● **Work to do**
Repeat the data that follows, word for word, without the images.

● **Input records**
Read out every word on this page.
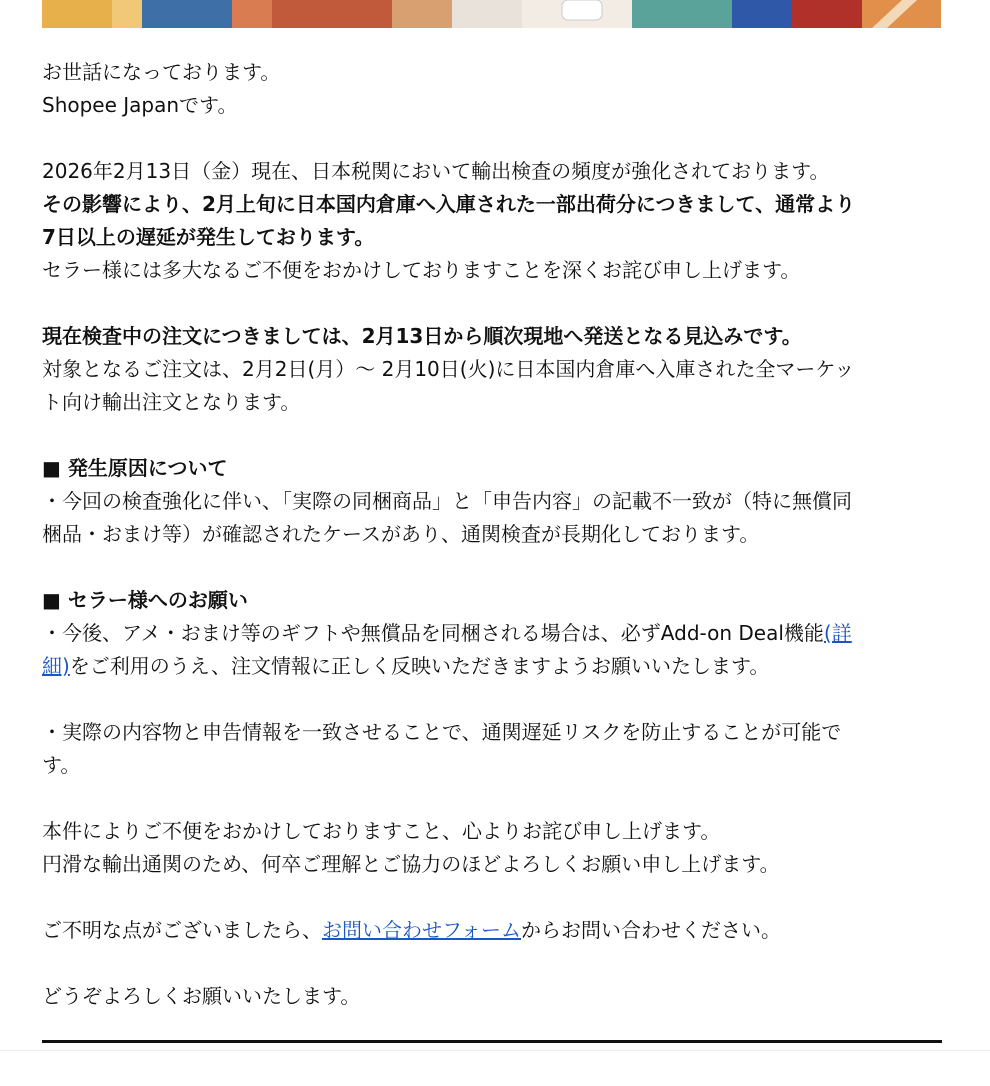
お世話になっております。
Shopee Japanです。
2026年2月13日（金）現在、日本税関において輸出検査の頻度が強化されております。
その影響により、2月上旬に日本国内倉庫へ入庫された一部出荷分につきまして、通常より
7日以上の遅延が発生しております。
セラー様には多大なるご不便をおかけしておりますことを深くお詫び申し上げます。
現在検査中の注文につきましては、2月13日から順次現地へ発送となる見込みです。
対象となるご注文は、2月2日(月）〜 2月10日(火)に日本国内倉庫へ入庫された全マーケッ
ト向け輸出注文となります。
■ 発生原因について
・今回の検査強化に伴い、「実際の同梱商品」と「申告内容」の記載不一致が（特に無償同
梱品・おまけ等）が確認されたケースがあり、通関検査が長期化しております。
■ セラー様へのお願い
・今後、アメ・おまけ等のギフトや無償品を同梱される場合は、必ずAdd-on Deal機能(詳
細)をご利用のうえ、注文情報に正しく反映いただきますようお願いいたします。
・実際の内容物と申告情報を一致させることで、通関遅延リスクを防止することが可能で
す。
本件によりご不便をおかけしておりますこと、心よりお詫び申し上げます。
円滑な輸出通関のため、何卒ご理解とご協力のほどよろしくお願い申し上げます。
ご不明な点がございましたら、お問い合わせフォームからお問い合わせください。
どうぞよろしくお願いいたします。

● **Response to this task**
Read out every word on this page.
お世話になっております。
Shopee Japanです。
2026年2月13日（金）現在、日本税関において輸出検査の頻度が強化されております。
その影響により、2月上旬に日本国内倉庫へ入庫された一部出荷分につきまして、通常より
7日以上の遅延が発生しております。
セラー様には多大なるご不便をおかけしておりますことを深くお詫び申し上げます。
現在検査中の注文につきましては、2月13日から順次現地へ発送となる見込みです。
対象となるご注文は、2月2日(月）〜 2月10日(火)に日本国内倉庫へ入庫された全マーケッ
ト向け輸出注文となります。
■ 発生原因について
・今回の検査強化に伴い、「実際の同梱商品」と「申告内容」の記載不一致が（特に無償同
梱品・おまけ等）が確認されたケースがあり、通関検査が長期化しております。
■ セラー様へのお願い
・今後、アメ・おまけ等のギフトや無償品を同梱される場合は、必ずAdd-on Deal機能(詳
細)をご利用のうえ、注文情報に正しく反映いただきますようお願いいたします。
・実際の内容物と申告情報を一致させることで、通関遅延リスクを防止することが可能で
す。
本件によりご不便をおかけしておりますこと、心よりお詫び申し上げます。
円滑な輸出通関のため、何卒ご理解とご協力のほどよろしくお願い申し上げます。
ご不明な点がございましたら、お問い合わせフォームからお問い合わせください。
どうぞよろしくお願いいたします。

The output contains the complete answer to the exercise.